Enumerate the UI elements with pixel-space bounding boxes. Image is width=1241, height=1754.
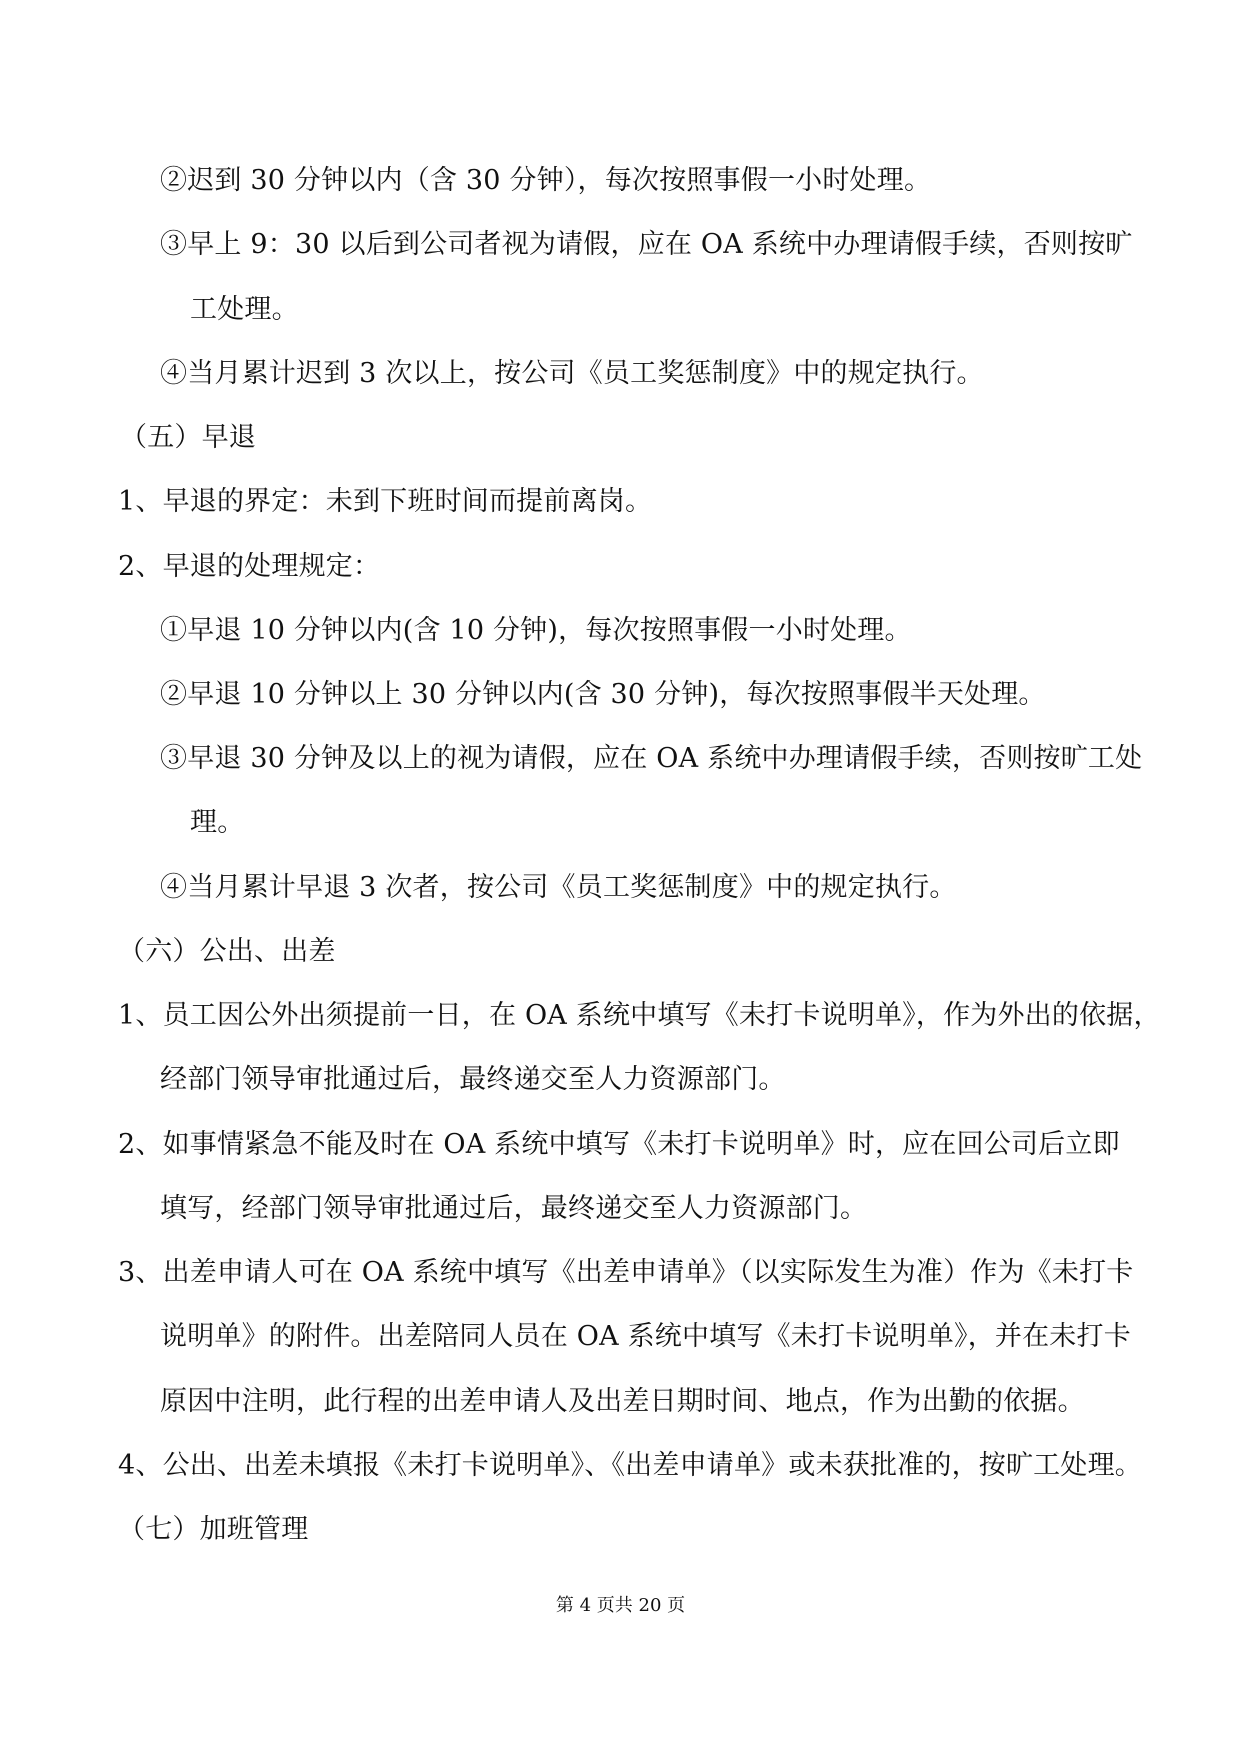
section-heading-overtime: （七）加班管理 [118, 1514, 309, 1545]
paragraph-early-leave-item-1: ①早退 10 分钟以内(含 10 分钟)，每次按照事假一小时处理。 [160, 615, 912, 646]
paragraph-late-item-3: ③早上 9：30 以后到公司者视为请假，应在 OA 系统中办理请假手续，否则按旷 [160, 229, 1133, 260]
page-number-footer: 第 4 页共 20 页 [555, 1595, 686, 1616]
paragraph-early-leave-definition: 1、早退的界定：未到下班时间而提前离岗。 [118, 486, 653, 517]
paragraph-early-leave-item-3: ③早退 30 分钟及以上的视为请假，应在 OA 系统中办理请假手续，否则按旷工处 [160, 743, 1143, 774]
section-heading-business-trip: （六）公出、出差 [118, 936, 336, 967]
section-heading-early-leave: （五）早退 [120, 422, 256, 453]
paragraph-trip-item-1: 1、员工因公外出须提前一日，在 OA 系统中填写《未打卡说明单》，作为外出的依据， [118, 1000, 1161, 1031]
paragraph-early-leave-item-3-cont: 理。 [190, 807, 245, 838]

» **REQUIREMENT**
Write out the rows above again, putting "办公系统" wherever "OA 系统" appears and keeping all else the same. Leave the pictures out.

» **THE RESULT**
Enumerate the UI elements with pixel-space bounding boxes. Image is width=1241, height=1754.
section-heading-overtime: （七）加班管理 [118, 1514, 309, 1545]
paragraph-early-leave-item-1: ①早退 10 分钟以内(含 10 分钟)，每次按照事假一小时处理。 [160, 615, 912, 646]
paragraph-late-item-3: ③早上 9：30 以后到公司者视为请假，应在 办公系统中办理请假手续，否则按旷 [160, 229, 1133, 260]
page-number-footer: 第 4 页共 20 页 [555, 1595, 686, 1616]
paragraph-early-leave-definition: 1、早退的界定：未到下班时间而提前离岗。 [118, 486, 653, 517]
paragraph-early-leave-item-3: ③早退 30 分钟及以上的视为请假，应在 办公系统中办理请假手续，否则按旷工处 [160, 743, 1143, 774]
section-heading-business-trip: （六）公出、出差 [118, 936, 336, 967]
section-heading-early-leave: （五）早退 [120, 422, 256, 453]
paragraph-trip-item-1: 1、员工因公外出须提前一日，在 办公系统中填写《未打卡说明单》，作为外出的依据， [118, 1000, 1161, 1031]
paragraph-early-leave-item-3-cont: 理。 [190, 807, 245, 838]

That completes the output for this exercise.